● Brief
Write out the records below word for word, please.

Saved data entries:

++++++++++

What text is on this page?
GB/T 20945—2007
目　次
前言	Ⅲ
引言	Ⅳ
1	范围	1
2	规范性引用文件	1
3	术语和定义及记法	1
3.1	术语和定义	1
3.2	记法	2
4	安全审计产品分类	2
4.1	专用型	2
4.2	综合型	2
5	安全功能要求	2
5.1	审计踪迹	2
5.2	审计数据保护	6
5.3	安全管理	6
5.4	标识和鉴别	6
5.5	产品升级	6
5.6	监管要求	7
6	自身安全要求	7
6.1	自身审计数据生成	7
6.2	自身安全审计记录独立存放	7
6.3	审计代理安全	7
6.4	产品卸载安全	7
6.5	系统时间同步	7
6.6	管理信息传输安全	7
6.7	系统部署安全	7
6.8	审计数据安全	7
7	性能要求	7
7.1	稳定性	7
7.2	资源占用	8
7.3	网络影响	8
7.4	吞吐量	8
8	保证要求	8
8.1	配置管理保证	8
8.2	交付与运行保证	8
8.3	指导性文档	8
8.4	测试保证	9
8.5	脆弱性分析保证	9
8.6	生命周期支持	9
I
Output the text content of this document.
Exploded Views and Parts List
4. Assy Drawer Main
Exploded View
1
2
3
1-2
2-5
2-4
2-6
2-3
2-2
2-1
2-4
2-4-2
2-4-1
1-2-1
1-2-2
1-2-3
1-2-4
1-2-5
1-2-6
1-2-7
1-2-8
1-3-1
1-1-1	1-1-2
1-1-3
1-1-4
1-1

++++++++++

● Correct result
What text is on this page?
GB/T 20945—2007
目　次
前言	Ⅲ
引言	Ⅳ
1	范围	1
2	规范性引用文件	1
3	术语和定义及记法	1
3.1	术语和定义	1
3.2	记法	2
4	安全审计产品分类	2
4.1	专用型	2
4.2	综合型	2
5	安全功能要求	2
5.1	审计踪迹	2
5.2	审计数据保护	6
5.3	安全管理	6
5.4	标识和鉴别	6
5.5	产品升级	6
5.6	监管要求	7
6	自身安全要求	7
6.1	自身审计数据生成	7
6.2	自身安全审计记录独立存放	7
6.3	审计代理安全	7
6.4	产品卸载安全	7
6.5	系统时间同步	7
6.6	管理信息传输安全	7
6.7	系统部署安全	7
6.8	审计数据安全	7
7	性能要求	7
7.1	稳定性	7
7.2	资源占用	8
7.3	网络影响	8
7.4	吞吐量	8
8	保证要求	8
8.1	配置管理保证	8
8.2	交付与运行保证	8
8.3	指导性文档	8
8.4	测试保证	9
8.5	脆弱性分析保证	9
8.6	生命周期支持	9
I
Output the text content of this document.
Exploded Views and Parts List
4. Assy Drawer Main
Exploded View
1
2
3
1-2
2-5
2-4
2-6
2-3
2-2
2-1
2-4
2-4-2
2-4-1
1-2-1
1-2-2
1-2-3
1-2-4
1-2-5
1-2-6
1-2-7
1-2-8
1-3-1
1-1-1	1-1-2
1-1-3
1-1-4
1-1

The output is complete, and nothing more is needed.